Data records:
##########

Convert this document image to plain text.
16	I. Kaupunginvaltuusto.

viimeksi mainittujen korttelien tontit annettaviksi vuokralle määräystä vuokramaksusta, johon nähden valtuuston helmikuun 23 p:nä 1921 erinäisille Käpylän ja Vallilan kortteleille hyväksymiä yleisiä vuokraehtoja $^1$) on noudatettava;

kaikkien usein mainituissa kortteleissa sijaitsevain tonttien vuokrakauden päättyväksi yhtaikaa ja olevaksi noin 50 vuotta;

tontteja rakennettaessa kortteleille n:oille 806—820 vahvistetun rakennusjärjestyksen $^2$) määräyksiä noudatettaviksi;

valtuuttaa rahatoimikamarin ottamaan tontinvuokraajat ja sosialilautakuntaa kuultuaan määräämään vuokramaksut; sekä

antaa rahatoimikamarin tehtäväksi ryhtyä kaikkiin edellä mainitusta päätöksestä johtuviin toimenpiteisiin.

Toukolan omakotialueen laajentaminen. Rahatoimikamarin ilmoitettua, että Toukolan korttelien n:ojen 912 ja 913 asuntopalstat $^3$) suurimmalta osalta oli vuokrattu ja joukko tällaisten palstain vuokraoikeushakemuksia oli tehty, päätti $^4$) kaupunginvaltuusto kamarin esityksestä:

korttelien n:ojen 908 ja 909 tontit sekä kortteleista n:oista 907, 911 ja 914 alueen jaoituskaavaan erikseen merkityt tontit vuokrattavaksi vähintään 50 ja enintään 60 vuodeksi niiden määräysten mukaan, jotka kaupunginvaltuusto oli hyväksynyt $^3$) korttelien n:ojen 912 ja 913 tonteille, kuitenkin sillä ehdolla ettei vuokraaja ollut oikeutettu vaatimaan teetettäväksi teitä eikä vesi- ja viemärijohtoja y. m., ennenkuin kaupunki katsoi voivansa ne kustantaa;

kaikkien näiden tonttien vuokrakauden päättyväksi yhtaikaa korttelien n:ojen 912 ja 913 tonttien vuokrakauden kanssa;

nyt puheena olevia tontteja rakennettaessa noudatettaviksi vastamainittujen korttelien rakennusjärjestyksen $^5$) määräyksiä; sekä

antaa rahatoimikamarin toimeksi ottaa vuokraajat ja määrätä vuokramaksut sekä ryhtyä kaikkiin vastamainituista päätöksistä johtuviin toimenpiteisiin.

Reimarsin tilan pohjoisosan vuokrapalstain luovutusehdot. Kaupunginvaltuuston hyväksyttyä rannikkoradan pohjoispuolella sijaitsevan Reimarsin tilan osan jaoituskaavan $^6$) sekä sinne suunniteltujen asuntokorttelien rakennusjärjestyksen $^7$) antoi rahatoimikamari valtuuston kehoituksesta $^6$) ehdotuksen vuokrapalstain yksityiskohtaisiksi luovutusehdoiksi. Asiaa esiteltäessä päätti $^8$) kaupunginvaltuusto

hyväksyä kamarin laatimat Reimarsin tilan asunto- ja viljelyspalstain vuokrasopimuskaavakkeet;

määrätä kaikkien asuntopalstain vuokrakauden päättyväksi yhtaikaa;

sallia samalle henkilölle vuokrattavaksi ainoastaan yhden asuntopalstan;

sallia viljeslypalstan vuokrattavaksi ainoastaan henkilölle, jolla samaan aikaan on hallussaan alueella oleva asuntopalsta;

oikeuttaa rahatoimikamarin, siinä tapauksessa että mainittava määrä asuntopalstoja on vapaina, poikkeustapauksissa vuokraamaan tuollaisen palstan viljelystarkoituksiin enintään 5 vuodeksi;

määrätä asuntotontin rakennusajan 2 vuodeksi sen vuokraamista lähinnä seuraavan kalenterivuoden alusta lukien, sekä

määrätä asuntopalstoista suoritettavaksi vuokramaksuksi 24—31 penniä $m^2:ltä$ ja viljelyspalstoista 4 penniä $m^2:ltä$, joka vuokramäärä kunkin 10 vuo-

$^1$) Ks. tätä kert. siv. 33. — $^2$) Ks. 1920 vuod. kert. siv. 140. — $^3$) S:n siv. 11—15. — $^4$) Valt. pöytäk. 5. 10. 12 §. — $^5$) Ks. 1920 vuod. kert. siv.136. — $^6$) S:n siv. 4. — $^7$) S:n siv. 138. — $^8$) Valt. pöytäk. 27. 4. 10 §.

##########

= WRITTEN EXERCISE =
Only the count is wanted: report how many lines of the material above hold the word "vuodeksi".

= WRITTEN RESPONSE =
3